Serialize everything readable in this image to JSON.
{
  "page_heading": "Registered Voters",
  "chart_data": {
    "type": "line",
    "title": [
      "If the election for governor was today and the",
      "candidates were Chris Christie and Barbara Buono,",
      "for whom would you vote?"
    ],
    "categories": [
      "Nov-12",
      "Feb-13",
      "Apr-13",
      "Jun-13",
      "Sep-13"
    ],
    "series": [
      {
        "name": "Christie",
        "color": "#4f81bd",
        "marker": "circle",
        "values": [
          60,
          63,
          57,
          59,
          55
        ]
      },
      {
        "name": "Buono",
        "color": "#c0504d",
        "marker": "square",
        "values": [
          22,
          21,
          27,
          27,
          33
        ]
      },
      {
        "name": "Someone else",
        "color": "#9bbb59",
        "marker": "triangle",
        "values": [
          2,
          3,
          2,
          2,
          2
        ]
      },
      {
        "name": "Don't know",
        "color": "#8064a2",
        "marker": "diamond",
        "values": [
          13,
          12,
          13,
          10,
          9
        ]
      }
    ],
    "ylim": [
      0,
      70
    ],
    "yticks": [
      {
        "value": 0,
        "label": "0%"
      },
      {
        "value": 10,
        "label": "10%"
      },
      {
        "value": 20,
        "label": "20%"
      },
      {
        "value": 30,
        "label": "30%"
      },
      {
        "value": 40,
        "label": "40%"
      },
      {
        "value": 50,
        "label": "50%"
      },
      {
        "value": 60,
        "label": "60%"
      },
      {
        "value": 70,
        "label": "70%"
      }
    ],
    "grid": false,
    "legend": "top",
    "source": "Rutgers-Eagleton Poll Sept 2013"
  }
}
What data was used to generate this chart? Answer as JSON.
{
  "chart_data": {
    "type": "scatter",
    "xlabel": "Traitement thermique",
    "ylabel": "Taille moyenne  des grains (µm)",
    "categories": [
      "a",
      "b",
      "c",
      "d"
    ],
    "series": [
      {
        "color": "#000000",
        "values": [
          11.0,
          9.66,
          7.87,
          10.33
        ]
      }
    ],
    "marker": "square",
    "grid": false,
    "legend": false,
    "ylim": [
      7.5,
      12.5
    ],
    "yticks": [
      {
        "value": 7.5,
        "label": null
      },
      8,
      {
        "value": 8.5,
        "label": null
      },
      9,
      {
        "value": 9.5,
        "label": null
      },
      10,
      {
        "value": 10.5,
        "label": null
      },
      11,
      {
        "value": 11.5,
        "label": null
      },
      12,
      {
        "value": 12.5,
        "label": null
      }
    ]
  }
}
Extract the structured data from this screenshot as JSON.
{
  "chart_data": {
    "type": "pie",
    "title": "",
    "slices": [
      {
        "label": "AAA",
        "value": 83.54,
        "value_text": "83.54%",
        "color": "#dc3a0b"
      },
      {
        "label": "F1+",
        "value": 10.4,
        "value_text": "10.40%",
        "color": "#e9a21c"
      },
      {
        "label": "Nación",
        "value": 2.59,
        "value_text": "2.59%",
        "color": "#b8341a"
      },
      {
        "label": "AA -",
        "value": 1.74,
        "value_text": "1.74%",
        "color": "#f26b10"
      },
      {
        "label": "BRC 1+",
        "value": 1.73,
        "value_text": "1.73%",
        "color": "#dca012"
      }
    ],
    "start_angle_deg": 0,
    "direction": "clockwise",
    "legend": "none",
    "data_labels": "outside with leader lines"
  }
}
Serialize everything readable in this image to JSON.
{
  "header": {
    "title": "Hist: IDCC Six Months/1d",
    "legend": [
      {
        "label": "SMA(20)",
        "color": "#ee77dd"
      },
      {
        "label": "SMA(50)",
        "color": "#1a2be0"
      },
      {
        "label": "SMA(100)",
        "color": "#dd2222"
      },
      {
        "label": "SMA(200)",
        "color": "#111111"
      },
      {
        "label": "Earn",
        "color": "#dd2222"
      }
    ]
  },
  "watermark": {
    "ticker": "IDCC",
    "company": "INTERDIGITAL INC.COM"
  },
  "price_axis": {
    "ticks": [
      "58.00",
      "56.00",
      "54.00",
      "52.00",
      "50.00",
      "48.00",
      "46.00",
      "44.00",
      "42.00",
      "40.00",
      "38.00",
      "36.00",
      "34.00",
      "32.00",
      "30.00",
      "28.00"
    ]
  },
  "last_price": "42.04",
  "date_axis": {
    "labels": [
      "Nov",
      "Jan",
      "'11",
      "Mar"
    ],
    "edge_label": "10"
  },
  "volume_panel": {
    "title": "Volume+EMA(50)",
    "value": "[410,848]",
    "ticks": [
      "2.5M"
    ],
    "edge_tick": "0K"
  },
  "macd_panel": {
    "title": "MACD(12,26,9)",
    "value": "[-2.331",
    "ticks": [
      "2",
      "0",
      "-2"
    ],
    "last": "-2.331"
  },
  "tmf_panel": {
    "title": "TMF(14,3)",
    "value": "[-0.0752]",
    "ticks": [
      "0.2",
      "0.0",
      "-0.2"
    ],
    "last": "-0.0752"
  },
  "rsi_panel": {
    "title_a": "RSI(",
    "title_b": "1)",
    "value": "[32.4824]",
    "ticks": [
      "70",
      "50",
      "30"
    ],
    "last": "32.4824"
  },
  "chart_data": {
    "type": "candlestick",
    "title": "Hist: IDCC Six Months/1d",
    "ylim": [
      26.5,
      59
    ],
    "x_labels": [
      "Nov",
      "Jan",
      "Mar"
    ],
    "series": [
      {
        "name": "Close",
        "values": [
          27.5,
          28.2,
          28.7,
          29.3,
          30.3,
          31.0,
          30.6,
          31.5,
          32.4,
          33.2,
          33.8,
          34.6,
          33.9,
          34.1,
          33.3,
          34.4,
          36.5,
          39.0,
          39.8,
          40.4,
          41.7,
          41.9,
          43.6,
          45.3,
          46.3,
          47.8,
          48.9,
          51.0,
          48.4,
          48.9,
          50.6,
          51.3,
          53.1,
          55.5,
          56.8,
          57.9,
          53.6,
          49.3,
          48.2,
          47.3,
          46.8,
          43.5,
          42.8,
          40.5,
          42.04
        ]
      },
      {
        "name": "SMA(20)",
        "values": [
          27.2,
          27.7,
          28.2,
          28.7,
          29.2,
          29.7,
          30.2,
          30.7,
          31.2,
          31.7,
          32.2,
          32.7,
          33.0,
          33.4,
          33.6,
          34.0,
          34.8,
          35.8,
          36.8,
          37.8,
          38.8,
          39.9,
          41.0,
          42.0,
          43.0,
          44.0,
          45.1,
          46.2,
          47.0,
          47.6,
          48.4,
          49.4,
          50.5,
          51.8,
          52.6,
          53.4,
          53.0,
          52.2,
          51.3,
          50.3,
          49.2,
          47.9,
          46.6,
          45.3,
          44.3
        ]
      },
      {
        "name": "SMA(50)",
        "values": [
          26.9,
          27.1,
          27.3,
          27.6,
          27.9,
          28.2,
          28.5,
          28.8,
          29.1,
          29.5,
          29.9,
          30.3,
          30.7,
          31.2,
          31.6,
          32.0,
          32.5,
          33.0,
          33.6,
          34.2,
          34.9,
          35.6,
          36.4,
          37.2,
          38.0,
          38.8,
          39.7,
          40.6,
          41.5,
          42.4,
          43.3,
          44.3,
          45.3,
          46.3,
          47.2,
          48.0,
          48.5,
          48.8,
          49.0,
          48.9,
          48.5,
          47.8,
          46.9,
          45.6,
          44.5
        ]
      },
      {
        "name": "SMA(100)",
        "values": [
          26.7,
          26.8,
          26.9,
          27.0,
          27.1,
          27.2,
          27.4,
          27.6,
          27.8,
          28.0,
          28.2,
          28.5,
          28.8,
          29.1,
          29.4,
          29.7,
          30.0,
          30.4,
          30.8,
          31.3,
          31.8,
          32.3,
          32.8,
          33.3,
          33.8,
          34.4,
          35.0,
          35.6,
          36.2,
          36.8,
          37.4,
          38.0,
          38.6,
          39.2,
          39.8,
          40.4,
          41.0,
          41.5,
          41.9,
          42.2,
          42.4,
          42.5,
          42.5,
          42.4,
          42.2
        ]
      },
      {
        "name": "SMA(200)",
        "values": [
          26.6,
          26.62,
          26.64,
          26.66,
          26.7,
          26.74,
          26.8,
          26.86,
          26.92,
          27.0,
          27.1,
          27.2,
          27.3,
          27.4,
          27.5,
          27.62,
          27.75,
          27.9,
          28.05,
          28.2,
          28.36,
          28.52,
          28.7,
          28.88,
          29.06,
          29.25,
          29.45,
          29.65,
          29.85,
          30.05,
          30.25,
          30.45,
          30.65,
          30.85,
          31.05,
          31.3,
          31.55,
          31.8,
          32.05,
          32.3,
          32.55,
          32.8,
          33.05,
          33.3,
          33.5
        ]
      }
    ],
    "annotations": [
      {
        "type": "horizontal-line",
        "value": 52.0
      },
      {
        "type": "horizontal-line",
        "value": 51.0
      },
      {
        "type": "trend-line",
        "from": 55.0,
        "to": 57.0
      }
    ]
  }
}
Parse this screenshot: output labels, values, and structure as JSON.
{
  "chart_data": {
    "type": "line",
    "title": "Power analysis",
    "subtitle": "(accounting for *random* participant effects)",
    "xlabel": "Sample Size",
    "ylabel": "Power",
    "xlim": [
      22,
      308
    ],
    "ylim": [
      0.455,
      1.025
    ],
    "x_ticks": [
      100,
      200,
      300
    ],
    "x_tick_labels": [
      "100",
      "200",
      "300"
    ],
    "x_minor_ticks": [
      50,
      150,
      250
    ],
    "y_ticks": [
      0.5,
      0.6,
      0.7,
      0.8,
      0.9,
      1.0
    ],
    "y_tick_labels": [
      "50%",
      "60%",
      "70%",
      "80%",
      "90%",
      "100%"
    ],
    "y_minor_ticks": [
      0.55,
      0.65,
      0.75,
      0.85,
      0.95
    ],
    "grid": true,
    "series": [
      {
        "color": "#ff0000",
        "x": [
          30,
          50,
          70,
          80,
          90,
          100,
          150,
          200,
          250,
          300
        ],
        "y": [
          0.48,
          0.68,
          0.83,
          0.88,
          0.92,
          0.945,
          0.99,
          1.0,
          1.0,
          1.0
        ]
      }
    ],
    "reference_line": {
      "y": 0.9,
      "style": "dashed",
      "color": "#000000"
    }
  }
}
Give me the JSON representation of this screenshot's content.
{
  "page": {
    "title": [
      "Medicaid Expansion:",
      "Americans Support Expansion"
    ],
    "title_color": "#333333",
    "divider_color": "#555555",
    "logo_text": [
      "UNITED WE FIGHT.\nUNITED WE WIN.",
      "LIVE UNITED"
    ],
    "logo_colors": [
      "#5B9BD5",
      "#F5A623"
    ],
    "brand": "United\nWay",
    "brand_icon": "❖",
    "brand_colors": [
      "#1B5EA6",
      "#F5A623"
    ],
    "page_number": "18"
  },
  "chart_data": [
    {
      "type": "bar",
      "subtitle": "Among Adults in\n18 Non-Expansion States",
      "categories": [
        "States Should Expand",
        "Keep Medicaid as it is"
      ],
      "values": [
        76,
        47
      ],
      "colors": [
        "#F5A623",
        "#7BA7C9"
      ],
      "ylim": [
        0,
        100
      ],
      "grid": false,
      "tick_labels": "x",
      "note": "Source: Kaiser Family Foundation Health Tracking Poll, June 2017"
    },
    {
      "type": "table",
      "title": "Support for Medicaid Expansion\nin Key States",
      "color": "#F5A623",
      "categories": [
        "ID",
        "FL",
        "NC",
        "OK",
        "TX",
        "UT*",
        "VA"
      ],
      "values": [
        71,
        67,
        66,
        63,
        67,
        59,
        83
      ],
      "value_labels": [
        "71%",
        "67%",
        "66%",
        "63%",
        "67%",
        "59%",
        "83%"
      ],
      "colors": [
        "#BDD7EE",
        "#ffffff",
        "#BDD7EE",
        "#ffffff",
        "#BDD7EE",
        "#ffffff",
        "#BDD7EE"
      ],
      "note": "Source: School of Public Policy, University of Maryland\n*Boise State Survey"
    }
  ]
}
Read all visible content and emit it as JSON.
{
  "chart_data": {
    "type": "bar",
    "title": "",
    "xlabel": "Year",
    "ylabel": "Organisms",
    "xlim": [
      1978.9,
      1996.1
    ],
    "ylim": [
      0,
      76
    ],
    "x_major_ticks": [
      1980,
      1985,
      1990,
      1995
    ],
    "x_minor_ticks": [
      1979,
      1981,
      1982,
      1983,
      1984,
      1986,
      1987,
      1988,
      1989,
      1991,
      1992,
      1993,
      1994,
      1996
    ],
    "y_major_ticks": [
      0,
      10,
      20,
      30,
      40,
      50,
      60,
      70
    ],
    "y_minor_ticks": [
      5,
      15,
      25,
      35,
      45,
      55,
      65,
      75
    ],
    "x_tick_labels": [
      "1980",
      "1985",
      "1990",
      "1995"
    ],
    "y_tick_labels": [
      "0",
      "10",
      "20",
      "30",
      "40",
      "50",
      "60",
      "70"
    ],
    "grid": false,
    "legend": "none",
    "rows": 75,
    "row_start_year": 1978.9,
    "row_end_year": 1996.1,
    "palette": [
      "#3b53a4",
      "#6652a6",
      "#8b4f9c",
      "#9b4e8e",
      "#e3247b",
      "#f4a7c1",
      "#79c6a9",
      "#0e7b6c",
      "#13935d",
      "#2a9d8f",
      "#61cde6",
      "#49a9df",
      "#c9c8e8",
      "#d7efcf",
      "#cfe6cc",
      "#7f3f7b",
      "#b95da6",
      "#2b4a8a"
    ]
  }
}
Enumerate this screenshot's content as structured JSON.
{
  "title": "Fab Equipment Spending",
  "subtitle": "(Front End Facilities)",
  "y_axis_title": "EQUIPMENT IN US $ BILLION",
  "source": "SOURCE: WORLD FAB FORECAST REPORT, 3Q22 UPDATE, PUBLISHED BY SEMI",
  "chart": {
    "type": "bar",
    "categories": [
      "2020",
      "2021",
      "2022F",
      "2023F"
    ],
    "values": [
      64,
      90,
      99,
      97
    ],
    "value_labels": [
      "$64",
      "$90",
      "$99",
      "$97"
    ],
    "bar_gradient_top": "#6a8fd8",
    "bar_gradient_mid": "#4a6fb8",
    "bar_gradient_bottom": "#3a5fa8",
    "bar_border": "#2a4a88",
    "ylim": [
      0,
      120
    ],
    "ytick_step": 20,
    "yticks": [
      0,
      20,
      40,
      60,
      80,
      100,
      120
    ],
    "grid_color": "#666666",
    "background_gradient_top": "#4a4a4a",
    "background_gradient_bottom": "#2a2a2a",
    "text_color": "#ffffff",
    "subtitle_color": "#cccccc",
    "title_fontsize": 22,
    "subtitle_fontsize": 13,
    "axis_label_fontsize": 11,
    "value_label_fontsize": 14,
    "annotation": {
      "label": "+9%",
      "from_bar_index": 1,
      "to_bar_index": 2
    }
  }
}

__________

Exactly and only the lines from the line containing "Enumerate this screenshot's" through the last line of the entries should be copied, both ends included.

Enumerate this screenshot's content as structured JSON.
{
  "title": "Fab Equipment Spending",
  "subtitle": "(Front End Facilities)",
  "y_axis_title": "EQUIPMENT IN US $ BILLION",
  "source": "SOURCE: WORLD FAB FORECAST REPORT, 3Q22 UPDATE, PUBLISHED BY SEMI",
  "chart": {
    "type": "bar",
    "categories": [
      "2020",
      "2021",
      "2022F",
      "2023F"
    ],
    "values": [
      64,
      90,
      99,
      97
    ],
    "value_labels": [
      "$64",
      "$90",
      "$99",
      "$97"
    ],
    "bar_gradient_top": "#6a8fd8",
    "bar_gradient_mid": "#4a6fb8",
    "bar_gradient_bottom": "#3a5fa8",
    "bar_border": "#2a4a88",
    "ylim": [
      0,
      120
    ],
    "ytick_step": 20,
    "yticks": [
      0,
      20,
      40,
      60,
      80,
      100,
      120
    ],
    "grid_color": "#666666",
    "background_gradient_top": "#4a4a4a",
    "background_gradient_bottom": "#2a2a2a",
    "text_color": "#ffffff",
    "subtitle_color": "#cccccc",
    "title_fontsize": 22,
    "subtitle_fontsize": 13,
    "axis_label_fontsize": 11,
    "value_label_fontsize": 14,
    "annotation": {
      "label": "+9%",
      "from_bar_index": 1,
      "to_bar_index": 2
    }
  }
}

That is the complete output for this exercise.